### The problem
Select the lines that hold the word "icon" and copy each one.

:::::

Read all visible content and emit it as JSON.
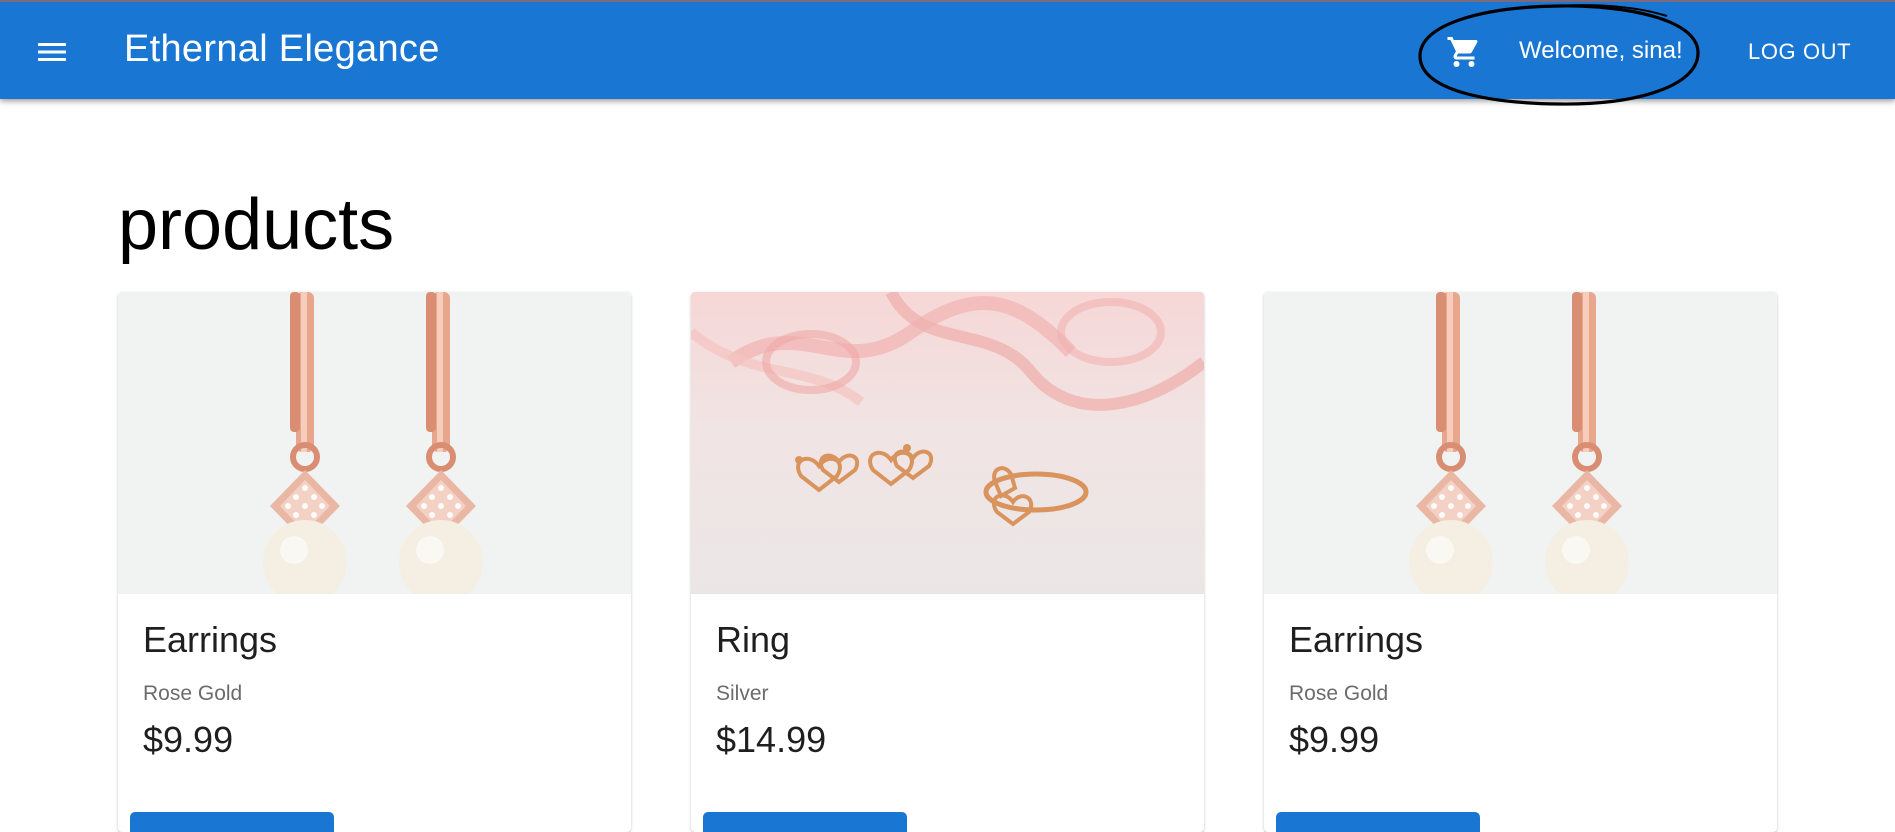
{
  "appbar": {
    "title": "Ethernal Elegance",
    "welcome_text": "Welcome, sina!",
    "logout_label": "LOG OUT",
    "menu_icon": "menu-icon",
    "cart_icon": "shopping-cart-icon",
    "background_color": "#1976d2"
  },
  "main": {
    "heading": "products",
    "products": [
      {
        "name": "Earrings",
        "material": "Rose Gold",
        "price": "$9.99",
        "image": "rose-gold-pearl-drop-earrings"
      },
      {
        "name": "Ring",
        "material": "Silver",
        "price": "$14.99",
        "image": "heart-earrings-and-ring-set"
      },
      {
        "name": "Earrings",
        "material": "Rose Gold",
        "price": "$9.99",
        "image": "rose-gold-pearl-drop-earrings"
      }
    ]
  },
  "colors": {
    "primary": "#1976d2",
    "annotation": "#000000"
  }
}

:::::

### Complete answer
    "menu_icon": "menu-icon",
    "cart_icon": "shopping-cart-icon",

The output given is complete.